# The request
In the material below, find all lines with the string "this" and copy them.

## Start Input rows

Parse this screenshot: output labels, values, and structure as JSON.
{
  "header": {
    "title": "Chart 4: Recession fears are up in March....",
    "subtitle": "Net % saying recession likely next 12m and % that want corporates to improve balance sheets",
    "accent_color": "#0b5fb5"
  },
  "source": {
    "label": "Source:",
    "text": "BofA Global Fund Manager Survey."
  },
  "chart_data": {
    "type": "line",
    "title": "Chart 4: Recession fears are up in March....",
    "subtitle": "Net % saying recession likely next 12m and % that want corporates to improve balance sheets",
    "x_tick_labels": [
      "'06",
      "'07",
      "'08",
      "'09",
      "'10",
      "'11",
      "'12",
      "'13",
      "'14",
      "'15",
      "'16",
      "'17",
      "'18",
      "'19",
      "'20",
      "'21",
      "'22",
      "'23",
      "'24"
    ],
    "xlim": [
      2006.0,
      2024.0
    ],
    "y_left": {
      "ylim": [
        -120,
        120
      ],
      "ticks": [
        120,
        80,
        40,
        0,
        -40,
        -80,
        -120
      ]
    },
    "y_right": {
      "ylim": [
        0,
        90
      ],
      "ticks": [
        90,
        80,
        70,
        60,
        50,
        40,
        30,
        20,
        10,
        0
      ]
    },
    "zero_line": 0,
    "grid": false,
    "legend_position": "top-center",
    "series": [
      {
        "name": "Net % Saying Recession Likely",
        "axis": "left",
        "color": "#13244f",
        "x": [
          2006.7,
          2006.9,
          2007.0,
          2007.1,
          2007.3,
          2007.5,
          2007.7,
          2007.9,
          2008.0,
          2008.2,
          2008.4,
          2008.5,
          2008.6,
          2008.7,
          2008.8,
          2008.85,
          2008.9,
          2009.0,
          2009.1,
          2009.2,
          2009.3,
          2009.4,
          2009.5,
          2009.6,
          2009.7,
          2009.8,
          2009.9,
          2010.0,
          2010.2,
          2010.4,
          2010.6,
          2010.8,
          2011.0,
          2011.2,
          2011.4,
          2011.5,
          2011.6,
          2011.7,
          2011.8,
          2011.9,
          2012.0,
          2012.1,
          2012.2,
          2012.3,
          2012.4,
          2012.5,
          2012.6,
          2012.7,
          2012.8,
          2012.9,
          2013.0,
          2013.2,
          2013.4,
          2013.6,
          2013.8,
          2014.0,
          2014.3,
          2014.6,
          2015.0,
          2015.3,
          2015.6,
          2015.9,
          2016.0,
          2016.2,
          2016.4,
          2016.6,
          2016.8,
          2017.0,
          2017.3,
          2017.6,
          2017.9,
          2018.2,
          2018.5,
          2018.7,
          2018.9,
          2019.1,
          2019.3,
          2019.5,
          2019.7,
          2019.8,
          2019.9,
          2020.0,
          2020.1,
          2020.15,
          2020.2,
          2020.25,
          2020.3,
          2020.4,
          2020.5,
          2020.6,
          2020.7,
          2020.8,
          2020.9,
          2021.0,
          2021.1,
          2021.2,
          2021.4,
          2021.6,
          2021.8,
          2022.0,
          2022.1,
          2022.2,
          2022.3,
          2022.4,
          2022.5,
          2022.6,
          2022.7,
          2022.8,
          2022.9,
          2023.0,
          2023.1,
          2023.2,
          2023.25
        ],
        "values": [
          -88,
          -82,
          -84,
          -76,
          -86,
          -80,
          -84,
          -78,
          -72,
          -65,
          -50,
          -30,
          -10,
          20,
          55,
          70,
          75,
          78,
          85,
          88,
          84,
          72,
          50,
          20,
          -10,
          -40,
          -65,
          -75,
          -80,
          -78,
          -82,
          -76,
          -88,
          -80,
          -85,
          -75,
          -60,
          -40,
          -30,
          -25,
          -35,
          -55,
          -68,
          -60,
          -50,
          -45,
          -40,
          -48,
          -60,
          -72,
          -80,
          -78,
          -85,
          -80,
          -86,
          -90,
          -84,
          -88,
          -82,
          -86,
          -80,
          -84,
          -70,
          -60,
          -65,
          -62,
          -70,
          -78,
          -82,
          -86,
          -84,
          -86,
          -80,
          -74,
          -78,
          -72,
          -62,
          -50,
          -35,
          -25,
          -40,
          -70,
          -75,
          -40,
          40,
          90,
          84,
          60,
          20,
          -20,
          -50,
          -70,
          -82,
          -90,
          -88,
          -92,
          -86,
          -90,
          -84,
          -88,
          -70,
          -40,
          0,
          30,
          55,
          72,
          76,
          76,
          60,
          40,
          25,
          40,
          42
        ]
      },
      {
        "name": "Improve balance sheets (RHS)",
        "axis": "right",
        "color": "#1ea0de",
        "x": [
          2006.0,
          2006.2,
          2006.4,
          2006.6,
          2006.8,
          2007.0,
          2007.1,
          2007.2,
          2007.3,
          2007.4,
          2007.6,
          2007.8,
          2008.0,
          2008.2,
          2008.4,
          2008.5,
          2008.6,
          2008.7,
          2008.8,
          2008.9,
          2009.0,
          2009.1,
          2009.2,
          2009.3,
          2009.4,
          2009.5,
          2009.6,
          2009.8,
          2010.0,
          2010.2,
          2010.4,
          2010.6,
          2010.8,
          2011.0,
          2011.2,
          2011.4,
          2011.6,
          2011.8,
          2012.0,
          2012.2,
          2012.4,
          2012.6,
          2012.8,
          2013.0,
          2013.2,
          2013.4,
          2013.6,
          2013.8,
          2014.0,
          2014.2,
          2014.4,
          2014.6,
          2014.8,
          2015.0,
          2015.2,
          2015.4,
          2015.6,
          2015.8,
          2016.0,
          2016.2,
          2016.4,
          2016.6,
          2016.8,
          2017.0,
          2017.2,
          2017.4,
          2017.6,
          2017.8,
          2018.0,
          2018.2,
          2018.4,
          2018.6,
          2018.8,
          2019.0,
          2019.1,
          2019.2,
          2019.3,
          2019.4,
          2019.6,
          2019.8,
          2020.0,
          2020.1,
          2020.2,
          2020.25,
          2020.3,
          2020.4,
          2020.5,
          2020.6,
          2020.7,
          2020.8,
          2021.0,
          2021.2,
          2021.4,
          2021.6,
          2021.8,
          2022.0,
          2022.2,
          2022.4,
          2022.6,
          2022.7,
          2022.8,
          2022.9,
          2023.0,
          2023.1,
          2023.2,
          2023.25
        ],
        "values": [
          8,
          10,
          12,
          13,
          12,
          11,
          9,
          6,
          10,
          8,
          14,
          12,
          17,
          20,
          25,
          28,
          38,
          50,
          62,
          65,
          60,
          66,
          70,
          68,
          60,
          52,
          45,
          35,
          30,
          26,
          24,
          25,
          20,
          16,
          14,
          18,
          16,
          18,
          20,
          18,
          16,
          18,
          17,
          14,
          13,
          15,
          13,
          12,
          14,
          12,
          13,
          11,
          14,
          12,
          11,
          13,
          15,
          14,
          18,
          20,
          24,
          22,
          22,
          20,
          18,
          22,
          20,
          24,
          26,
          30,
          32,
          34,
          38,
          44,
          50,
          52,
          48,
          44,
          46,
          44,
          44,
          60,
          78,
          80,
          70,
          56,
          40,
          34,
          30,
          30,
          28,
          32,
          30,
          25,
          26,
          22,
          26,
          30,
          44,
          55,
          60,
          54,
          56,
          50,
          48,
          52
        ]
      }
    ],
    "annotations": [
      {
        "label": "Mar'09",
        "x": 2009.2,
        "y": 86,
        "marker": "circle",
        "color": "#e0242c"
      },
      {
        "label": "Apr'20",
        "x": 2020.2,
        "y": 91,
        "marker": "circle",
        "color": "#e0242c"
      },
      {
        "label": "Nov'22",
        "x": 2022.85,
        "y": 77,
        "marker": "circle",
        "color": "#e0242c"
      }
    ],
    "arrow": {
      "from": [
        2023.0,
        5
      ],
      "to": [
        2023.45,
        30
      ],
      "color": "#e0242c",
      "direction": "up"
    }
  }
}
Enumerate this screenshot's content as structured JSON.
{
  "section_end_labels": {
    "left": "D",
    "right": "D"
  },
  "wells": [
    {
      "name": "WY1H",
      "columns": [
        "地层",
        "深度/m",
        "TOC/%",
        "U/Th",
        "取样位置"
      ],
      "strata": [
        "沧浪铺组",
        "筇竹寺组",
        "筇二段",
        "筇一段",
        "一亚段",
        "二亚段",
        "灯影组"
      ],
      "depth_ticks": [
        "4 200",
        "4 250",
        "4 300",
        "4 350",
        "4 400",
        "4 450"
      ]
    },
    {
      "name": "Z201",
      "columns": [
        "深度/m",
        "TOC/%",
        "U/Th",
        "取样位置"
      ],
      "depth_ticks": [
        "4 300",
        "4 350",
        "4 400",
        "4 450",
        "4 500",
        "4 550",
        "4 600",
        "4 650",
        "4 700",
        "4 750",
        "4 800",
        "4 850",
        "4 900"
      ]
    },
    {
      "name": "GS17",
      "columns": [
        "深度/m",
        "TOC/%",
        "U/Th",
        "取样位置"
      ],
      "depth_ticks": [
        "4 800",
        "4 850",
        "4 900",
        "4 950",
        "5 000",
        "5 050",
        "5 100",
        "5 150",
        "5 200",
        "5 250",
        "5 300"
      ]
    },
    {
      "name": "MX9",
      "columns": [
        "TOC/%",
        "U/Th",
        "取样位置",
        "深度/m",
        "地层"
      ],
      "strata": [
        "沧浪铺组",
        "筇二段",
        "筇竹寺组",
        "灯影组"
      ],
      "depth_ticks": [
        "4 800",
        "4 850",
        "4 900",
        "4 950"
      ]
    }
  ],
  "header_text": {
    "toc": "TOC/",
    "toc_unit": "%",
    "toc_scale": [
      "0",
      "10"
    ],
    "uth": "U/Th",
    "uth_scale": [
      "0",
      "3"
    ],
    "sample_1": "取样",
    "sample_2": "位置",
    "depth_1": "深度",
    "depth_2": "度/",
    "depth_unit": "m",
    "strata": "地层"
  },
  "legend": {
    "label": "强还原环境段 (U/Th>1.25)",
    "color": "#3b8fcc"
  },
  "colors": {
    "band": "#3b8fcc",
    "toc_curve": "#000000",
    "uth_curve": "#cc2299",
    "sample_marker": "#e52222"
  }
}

## End Input rows

# Finished exercise
Parse this screenshot: output labels, values, and structure as JSON.
Enumerate this screenshot's content as structured JSON.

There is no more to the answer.